§ **Exercise instructions**
Reproduce every entry below precisely; do not include the pictures.

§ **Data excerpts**

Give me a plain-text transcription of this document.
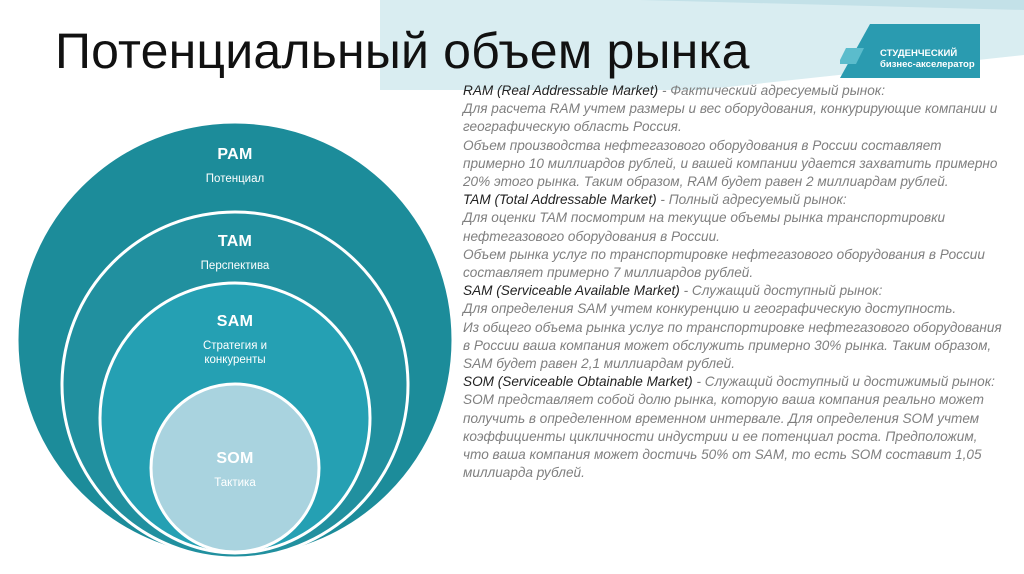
Потенциальный объем рынка	СТУДЕНЧЕСКИЙ
бизнес-акселератор
PAM
Потенциал
TAM
Перспектива
SAM
Стратегия и
конкуренты
SOM
Тактика

RAM (Real Addressable Market) - Фактический адресуемый рынок:

Для расчета RAM учтем размеры и вес оборудования, конкурирующие компании и географическую область Россия.

Объем производства нефтегазового оборудования в России составляет примерно 10 миллиардов рублей, и вашей компании удается захватить примерно 20% этого рынка. Таким образом, RAM будет равен 2 миллиардам рублей.

TAM (Total Addressable Market) - Полный адресуемый рынок:

Для оценки TAM посмотрим на текущие объемы рынка транспортировки нефтегазового оборудования в России.

Объем рынка услуг по транспортировке нефтегазового оборудования в России составляет примерно 7 миллиардов рублей.

SAM (Serviceable Available Market) - Служащий доступный рынок:

Для определения SAM учтем конкуренцию и географическую доступность.

Из общего объема рынка услуг по транспортировке нефтегазового оборудования в России ваша компания может обслужить примерно 30% рынка. Таким образом, SAM будет равен 2,1 миллиардам рублей.

SOM (Serviceable Obtainable Market) - Служащий доступный и достижимый рынок:

SOM представляет собой долю рынка, которую ваша компания реально может получить в определенном временном интервале. Для определения SOM учтем коэффициенты цикличности индустрии и ее потенциал роста. Предположим, что ваша компания может достичь 50% от SAM, то есть SOM составит 1,05 миллиарда рублей.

§ **Written reply**
Give me a plain-text transcription of this document.
Потенциальный объем рынка	СТУДЕНЧЕСКИЙ
бизнес-акселератор
PAM
Потенциал
TAM
Перспектива
SAM
Стратегия и
конкуренты
SOM
Тактика

RAM (Real Addressable Market) - Фактический адресуемый рынок:

Для расчета RAM учтем размеры и вес оборудования, конкурирующие компании и географическую область Россия.

Объем производства нефтегазового оборудования в России составляет примерно 10 миллиардов рублей, и вашей компании удается захватить примерно 20% этого рынка. Таким образом, RAM будет равен 2 миллиардам рублей.

TAM (Total Addressable Market) - Полный адресуемый рынок:

Для оценки TAM посмотрим на текущие объемы рынка транспортировки нефтегазового оборудования в России.

Объем рынка услуг по транспортировке нефтегазового оборудования в России составляет примерно 7 миллиардов рублей.

SAM (Serviceable Available Market) - Служащий доступный рынок:

Для определения SAM учтем конкуренцию и географическую доступность.

Из общего объема рынка услуг по транспортировке нефтегазового оборудования в России ваша компания может обслужить примерно 30% рынка. Таким образом, SAM будет равен 2,1 миллиардам рублей.

SOM (Serviceable Obtainable Market) - Служащий доступный и достижимый рынок:

SOM представляет собой долю рынка, которую ваша компания реально может получить в определенном временном интервале. Для определения SOM учтем коэффициенты цикличности индустрии и ее потенциал роста. Предположим, что ваша компания может достичь 50% от SAM, то есть SOM составит 1,05 миллиарда рублей.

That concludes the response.